- _Written request_: Return only the number of lines that hold "ylabel".

- _Task inputs_:
((

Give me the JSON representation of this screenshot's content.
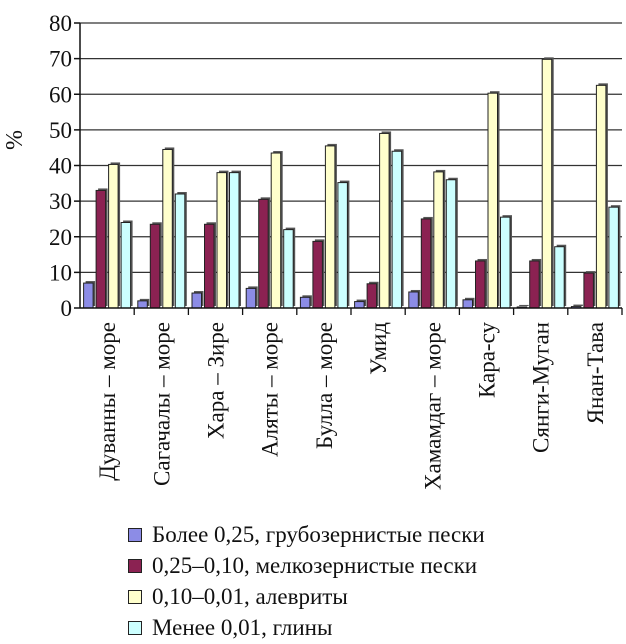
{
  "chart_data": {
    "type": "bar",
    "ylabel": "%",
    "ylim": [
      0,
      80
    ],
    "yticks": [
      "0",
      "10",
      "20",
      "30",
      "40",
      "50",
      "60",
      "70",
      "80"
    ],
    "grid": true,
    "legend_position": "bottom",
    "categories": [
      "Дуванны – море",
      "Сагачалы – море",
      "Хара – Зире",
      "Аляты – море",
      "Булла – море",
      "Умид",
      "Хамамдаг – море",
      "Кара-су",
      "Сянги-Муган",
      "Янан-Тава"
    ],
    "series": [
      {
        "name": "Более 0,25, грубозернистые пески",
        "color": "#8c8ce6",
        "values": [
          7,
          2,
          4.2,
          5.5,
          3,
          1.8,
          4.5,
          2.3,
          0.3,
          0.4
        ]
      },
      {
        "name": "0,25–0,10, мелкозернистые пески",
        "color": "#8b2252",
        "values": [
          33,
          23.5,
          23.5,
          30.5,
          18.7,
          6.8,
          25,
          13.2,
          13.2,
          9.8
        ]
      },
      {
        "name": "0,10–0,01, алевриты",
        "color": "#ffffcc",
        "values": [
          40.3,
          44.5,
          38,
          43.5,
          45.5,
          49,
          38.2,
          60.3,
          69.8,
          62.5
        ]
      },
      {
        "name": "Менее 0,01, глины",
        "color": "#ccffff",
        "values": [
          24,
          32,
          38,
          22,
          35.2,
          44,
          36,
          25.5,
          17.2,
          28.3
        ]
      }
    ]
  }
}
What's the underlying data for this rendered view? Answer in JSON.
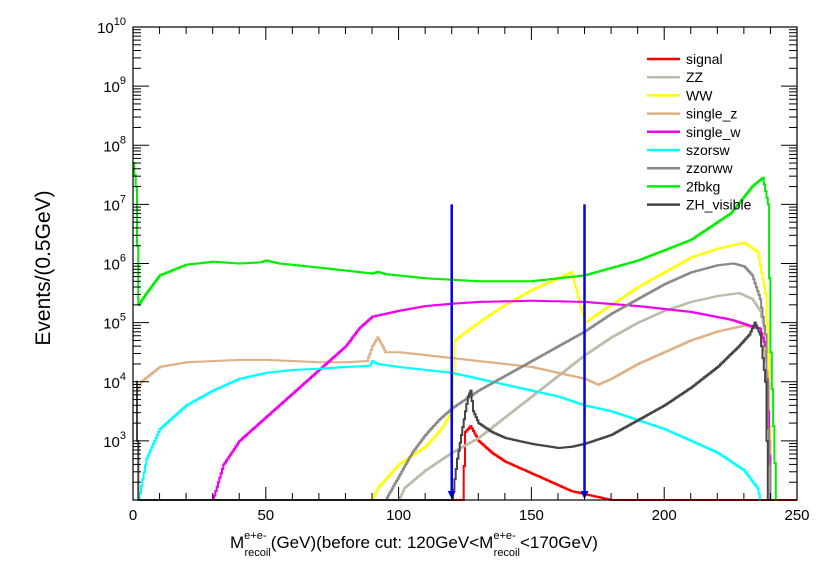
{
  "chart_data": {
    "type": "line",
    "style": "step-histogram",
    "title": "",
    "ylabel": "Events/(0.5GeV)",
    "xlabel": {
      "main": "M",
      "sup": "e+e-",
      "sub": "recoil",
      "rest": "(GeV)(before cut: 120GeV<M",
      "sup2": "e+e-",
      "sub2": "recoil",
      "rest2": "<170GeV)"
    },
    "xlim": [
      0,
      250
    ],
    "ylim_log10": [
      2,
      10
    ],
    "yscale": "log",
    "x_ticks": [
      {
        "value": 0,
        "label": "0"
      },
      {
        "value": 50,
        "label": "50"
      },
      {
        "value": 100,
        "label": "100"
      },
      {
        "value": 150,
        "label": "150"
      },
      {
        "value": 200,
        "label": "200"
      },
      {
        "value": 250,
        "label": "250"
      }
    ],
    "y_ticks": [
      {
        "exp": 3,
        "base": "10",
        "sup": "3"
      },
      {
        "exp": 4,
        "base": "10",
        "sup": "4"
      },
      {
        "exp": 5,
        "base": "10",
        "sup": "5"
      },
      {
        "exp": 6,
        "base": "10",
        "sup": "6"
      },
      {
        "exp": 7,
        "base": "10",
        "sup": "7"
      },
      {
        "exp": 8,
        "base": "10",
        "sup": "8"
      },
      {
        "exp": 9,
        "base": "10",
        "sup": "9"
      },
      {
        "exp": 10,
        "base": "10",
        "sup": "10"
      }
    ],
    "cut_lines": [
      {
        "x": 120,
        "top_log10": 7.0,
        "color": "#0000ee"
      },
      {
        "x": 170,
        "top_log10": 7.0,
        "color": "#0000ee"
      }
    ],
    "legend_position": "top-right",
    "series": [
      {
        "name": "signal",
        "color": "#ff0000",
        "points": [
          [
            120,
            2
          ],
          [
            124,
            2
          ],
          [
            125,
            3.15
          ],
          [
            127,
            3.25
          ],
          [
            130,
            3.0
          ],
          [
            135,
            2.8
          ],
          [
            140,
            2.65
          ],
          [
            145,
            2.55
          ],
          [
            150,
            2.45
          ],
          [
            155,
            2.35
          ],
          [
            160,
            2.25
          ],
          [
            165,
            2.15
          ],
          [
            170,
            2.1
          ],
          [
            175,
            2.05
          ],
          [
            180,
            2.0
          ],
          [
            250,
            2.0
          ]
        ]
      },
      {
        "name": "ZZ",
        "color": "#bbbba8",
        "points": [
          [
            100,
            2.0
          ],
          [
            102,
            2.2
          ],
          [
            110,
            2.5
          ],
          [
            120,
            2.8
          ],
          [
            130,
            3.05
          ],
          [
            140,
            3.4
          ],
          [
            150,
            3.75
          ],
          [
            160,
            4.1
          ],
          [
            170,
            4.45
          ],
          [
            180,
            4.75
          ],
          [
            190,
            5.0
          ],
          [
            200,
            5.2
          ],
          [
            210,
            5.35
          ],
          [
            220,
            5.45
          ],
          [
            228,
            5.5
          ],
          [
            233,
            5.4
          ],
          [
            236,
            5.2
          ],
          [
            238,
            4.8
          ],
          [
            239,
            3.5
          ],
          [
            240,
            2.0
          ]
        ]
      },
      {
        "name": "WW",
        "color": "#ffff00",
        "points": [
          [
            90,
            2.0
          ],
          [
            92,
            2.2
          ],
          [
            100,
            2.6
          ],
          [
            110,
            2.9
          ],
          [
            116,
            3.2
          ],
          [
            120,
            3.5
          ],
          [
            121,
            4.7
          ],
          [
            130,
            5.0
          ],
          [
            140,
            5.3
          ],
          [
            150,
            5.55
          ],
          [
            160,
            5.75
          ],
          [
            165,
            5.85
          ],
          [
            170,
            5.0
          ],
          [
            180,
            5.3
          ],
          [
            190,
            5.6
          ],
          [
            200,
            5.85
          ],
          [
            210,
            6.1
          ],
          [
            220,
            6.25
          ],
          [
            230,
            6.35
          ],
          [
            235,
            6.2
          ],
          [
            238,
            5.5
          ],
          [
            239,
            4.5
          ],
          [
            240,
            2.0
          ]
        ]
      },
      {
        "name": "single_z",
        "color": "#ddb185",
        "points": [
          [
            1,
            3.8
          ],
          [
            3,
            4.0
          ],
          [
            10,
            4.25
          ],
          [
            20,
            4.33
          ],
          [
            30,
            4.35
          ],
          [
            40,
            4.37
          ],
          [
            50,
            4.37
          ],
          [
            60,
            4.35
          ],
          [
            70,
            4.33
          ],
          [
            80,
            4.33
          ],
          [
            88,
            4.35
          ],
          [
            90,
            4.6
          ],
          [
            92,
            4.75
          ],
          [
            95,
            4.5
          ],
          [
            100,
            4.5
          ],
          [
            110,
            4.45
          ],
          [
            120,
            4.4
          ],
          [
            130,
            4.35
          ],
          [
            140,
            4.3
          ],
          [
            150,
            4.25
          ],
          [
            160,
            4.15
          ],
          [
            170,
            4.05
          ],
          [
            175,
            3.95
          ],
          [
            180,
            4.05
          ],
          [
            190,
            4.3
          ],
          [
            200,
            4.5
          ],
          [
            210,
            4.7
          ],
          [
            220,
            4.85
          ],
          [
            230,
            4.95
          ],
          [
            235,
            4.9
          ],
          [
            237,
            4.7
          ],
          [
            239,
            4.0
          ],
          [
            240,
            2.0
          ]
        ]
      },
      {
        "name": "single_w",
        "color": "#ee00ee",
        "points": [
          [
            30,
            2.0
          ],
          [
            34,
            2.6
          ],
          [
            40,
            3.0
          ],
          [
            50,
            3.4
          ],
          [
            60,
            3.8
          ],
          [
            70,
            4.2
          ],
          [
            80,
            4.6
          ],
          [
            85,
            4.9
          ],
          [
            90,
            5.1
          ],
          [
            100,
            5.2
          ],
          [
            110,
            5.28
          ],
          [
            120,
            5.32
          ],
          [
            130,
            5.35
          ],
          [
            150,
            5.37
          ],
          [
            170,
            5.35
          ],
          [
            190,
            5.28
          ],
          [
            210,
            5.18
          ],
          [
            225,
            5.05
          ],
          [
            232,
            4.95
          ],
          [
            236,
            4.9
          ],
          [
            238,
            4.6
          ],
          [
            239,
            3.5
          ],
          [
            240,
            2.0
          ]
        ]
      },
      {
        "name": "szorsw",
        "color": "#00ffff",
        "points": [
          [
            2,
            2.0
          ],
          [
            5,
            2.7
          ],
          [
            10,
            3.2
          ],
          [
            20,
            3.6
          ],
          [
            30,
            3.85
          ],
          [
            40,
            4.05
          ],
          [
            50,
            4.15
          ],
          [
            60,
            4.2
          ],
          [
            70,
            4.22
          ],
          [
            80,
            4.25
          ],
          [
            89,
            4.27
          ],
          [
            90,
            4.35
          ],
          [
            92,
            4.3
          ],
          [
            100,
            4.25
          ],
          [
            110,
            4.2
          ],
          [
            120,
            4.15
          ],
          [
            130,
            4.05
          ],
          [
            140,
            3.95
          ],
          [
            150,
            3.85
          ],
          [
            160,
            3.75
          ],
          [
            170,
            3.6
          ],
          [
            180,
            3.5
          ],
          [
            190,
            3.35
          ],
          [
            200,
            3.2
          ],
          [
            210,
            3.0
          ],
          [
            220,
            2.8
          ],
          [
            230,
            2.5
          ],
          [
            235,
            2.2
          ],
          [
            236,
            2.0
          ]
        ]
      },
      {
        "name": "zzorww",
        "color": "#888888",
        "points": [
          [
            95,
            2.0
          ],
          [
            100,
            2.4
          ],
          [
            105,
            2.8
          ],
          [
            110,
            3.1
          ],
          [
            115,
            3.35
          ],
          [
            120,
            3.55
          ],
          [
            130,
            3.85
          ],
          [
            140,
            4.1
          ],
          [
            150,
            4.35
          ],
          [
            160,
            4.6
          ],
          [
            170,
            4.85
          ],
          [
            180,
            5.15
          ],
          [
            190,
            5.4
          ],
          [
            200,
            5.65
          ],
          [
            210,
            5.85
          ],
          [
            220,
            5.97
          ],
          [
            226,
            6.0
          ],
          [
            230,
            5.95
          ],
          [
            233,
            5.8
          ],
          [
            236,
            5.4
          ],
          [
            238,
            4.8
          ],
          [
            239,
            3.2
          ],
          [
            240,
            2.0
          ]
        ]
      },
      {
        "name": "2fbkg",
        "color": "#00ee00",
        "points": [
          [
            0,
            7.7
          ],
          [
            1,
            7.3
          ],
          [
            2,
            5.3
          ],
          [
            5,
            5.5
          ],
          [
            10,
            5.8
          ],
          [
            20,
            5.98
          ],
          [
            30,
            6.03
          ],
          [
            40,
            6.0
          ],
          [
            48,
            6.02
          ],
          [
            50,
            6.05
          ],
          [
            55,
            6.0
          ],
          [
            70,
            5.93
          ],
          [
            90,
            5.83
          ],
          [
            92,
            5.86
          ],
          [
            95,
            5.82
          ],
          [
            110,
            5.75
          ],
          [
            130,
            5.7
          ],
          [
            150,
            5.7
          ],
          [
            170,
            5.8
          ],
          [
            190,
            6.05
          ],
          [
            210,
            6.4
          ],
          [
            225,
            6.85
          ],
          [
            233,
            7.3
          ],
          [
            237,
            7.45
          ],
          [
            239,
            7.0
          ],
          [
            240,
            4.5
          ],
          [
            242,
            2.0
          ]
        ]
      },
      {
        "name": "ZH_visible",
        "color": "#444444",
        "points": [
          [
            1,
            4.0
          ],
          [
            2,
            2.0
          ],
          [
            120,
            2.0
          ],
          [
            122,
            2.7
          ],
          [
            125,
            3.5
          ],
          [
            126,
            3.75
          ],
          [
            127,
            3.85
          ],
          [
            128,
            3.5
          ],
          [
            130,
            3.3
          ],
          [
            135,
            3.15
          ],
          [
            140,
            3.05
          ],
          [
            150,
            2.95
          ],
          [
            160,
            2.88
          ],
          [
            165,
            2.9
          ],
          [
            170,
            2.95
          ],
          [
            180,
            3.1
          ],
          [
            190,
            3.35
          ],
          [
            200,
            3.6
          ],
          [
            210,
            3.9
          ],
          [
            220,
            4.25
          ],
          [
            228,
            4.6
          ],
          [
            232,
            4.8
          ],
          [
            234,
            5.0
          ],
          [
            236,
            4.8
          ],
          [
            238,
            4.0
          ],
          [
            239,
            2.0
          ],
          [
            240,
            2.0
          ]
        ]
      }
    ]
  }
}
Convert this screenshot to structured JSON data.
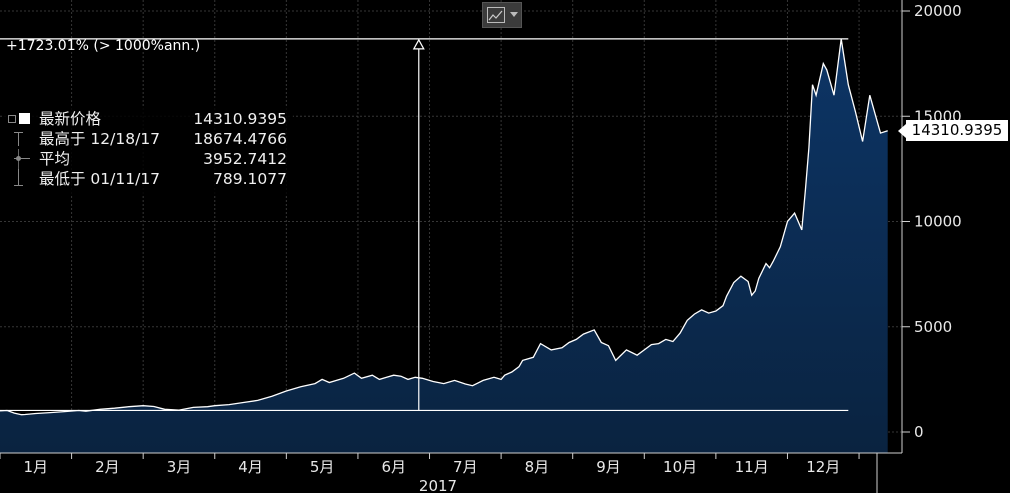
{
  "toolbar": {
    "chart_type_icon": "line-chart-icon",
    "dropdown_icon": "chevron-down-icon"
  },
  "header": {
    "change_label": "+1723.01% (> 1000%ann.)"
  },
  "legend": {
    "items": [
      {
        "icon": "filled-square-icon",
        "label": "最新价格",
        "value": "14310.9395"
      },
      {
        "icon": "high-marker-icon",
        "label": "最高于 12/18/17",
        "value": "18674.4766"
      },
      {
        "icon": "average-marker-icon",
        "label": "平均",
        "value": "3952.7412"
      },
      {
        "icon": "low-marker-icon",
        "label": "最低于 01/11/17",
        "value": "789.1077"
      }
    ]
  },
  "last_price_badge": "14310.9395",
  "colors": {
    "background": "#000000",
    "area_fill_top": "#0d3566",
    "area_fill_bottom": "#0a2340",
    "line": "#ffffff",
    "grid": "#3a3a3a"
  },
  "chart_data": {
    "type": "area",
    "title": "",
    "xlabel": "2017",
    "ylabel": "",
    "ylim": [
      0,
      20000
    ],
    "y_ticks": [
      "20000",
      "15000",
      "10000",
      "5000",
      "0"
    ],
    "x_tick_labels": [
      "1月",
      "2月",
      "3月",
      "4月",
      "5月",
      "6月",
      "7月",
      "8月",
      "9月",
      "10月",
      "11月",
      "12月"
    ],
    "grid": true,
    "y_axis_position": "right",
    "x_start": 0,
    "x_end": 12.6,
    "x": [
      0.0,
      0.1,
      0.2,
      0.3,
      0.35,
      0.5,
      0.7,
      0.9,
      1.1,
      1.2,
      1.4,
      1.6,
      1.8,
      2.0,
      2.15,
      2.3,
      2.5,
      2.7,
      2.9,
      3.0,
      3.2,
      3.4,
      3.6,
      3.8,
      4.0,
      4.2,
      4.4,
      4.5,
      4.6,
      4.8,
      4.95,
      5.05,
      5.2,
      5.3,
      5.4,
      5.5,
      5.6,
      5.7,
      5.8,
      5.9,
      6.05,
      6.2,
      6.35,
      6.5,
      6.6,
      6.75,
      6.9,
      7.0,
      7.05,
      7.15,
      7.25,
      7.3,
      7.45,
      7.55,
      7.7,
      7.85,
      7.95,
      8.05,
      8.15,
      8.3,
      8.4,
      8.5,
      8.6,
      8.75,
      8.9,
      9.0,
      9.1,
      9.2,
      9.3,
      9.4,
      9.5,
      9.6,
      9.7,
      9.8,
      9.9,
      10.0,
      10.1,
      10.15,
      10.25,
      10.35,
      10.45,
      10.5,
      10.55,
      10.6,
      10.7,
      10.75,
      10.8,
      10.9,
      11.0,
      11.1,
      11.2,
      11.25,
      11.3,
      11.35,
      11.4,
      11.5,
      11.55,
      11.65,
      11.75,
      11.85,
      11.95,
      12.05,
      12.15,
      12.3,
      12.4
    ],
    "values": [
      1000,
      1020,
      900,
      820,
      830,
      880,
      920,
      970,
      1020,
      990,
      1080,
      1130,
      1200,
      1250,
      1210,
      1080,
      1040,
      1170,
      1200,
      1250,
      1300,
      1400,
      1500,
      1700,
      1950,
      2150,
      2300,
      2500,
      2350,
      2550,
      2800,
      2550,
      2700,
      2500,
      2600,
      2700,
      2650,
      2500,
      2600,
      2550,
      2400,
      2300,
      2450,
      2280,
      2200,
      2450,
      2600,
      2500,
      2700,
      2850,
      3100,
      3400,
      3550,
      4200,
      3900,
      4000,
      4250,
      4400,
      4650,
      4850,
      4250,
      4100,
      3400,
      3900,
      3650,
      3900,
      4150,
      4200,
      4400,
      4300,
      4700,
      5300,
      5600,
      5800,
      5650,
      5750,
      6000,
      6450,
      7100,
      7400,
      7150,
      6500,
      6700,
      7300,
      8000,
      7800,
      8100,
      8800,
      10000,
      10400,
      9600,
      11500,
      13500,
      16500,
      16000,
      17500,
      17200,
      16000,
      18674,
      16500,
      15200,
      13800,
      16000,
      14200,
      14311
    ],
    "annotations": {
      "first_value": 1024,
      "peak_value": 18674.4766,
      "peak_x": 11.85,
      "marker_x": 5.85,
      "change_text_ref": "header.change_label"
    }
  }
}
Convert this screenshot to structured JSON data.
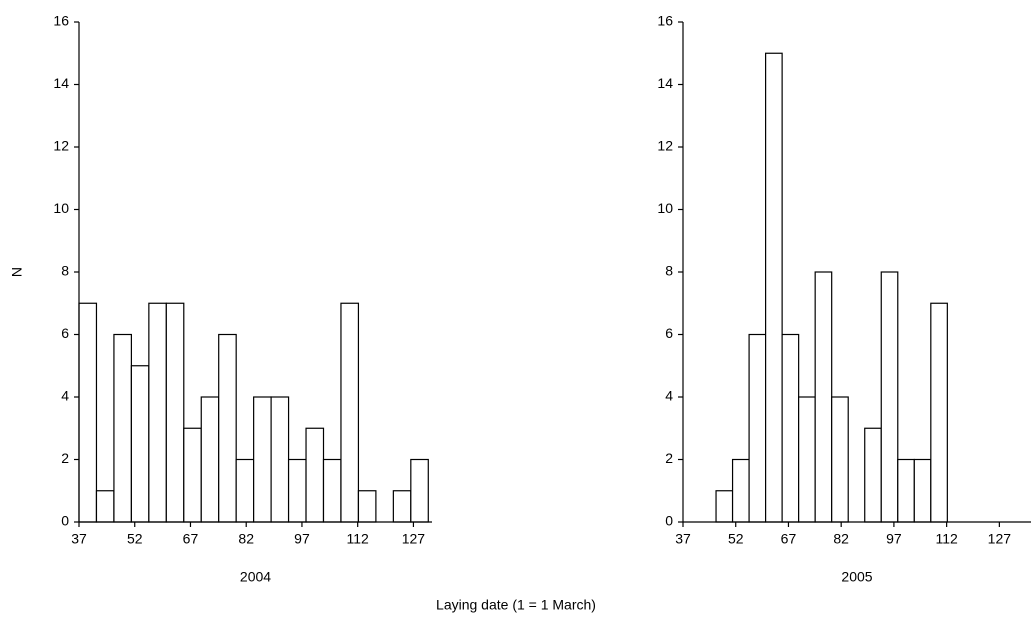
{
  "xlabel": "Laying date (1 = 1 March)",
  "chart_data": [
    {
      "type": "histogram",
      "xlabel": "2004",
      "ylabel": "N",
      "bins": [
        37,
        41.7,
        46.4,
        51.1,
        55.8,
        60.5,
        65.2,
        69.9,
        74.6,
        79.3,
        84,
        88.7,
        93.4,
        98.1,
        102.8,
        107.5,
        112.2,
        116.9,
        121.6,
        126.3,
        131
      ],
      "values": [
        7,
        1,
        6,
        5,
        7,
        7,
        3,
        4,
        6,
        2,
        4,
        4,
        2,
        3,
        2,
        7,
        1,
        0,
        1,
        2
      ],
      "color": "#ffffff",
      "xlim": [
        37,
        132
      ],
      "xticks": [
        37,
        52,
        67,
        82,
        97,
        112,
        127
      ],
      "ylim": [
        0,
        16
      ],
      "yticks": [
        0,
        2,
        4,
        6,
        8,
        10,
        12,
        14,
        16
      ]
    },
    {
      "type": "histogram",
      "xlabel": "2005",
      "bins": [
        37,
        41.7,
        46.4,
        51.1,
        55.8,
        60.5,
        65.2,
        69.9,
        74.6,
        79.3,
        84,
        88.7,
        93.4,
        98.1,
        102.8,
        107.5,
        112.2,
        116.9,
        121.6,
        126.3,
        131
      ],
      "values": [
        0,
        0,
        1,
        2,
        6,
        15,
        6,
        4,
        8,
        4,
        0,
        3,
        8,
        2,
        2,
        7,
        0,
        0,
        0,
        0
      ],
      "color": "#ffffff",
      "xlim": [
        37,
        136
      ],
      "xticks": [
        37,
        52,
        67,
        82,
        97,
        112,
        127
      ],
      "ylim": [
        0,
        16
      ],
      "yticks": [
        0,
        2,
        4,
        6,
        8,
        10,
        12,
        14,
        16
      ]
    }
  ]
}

))

- _Answer below_: 4